Task statement:
All the entries below should be reproduced exactly.

Content starts

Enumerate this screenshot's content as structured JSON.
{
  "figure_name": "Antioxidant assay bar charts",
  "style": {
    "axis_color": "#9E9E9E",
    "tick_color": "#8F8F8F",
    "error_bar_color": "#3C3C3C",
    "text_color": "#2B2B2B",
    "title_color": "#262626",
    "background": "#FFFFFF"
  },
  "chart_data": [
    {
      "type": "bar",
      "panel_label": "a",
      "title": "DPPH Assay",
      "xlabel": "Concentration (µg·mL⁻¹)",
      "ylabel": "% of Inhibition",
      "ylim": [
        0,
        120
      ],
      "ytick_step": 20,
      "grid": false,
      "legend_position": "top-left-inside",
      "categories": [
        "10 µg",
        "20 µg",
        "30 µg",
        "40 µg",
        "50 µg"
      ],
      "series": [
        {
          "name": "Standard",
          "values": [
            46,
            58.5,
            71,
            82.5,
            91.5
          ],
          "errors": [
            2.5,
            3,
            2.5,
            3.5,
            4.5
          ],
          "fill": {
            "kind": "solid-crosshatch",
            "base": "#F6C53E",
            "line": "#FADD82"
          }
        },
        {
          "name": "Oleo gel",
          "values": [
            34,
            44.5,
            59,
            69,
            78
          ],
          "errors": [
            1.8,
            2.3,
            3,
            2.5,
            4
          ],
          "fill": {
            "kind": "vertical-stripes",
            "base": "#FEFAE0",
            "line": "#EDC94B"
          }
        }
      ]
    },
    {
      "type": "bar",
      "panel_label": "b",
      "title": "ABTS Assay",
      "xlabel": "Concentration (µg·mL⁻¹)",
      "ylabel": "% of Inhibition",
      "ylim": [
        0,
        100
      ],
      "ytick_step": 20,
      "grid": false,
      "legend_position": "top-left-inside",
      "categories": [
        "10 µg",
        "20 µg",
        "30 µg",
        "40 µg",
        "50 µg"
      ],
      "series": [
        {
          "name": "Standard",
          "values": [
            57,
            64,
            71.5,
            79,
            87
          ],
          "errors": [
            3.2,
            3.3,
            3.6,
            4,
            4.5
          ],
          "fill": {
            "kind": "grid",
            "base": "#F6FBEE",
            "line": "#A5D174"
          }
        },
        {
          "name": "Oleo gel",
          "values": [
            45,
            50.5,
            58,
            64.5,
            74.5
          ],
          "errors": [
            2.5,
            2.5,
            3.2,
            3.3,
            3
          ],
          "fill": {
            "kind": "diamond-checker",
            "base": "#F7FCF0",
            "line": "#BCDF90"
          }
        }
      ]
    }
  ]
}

Content ends

Exercise output:
Enumerate this screenshot's content as structured JSON.
{
  "figure_name": "Antioxidant assay bar charts",
  "style": {
    "axis_color": "#9E9E9E",
    "tick_color": "#8F8F8F",
    "error_bar_color": "#3C3C3C",
    "text_color": "#2B2B2B",
    "title_color": "#262626",
    "background": "#FFFFFF"
  },
  "chart_data": [
    {
      "type": "bar",
      "panel_label": "a",
      "title": "DPPH Assay",
      "xlabel": "Concentration (µg·mL⁻¹)",
      "ylabel": "% of Inhibition",
      "ylim": [
        0,
        120
      ],
      "ytick_step": 20,
      "grid": false,
      "legend_position": "top-left-inside",
      "categories": [
        "10 µg",
        "20 µg",
        "30 µg",
        "40 µg",
        "50 µg"
      ],
      "series": [
        {
          "name": "Standard",
          "values": [
            46,
            58.5,
            71,
            82.5,
            91.5
          ],
          "errors": [
            2.5,
            3,
            2.5,
            3.5,
            4.5
          ],
          "fill": {
            "kind": "solid-crosshatch",
            "base": "#F6C53E",
            "line": "#FADD82"
          }
        },
        {
          "name": "Oleo gel",
          "values": [
            34,
            44.5,
            59,
            69,
            78
          ],
          "errors": [
            1.8,
            2.3,
            3,
            2.5,
            4
          ],
          "fill": {
            "kind": "vertical-stripes",
            "base": "#FEFAE0",
            "line": "#EDC94B"
          }
        }
      ]
    },
    {
      "type": "bar",
      "panel_label": "b",
      "title": "ABTS Assay",
      "xlabel": "Concentration (µg·mL⁻¹)",
      "ylabel": "% of Inhibition",
      "ylim": [
        0,
        100
      ],
      "ytick_step": 20,
      "grid": false,
      "legend_position": "top-left-inside",
      "categories": [
        "10 µg",
        "20 µg",
        "30 µg",
        "40 µg",
        "50 µg"
      ],
      "series": [
        {
          "name": "Standard",
          "values": [
            57,
            64,
            71.5,
            79,
            87
          ],
          "errors": [
            3.2,
            3.3,
            3.6,
            4,
            4.5
          ],
          "fill": {
            "kind": "grid",
            "base": "#F6FBEE",
            "line": "#A5D174"
          }
        },
        {
          "name": "Oleo gel",
          "values": [
            45,
            50.5,
            58,
            64.5,
            74.5
          ],
          "errors": [
            2.5,
            2.5,
            3.2,
            3.3,
            3
          ],
          "fill": {
            "kind": "diamond-checker",
            "base": "#F7FCF0",
            "line": "#BCDF90"
          }
        }
      ]
    }
  ]
}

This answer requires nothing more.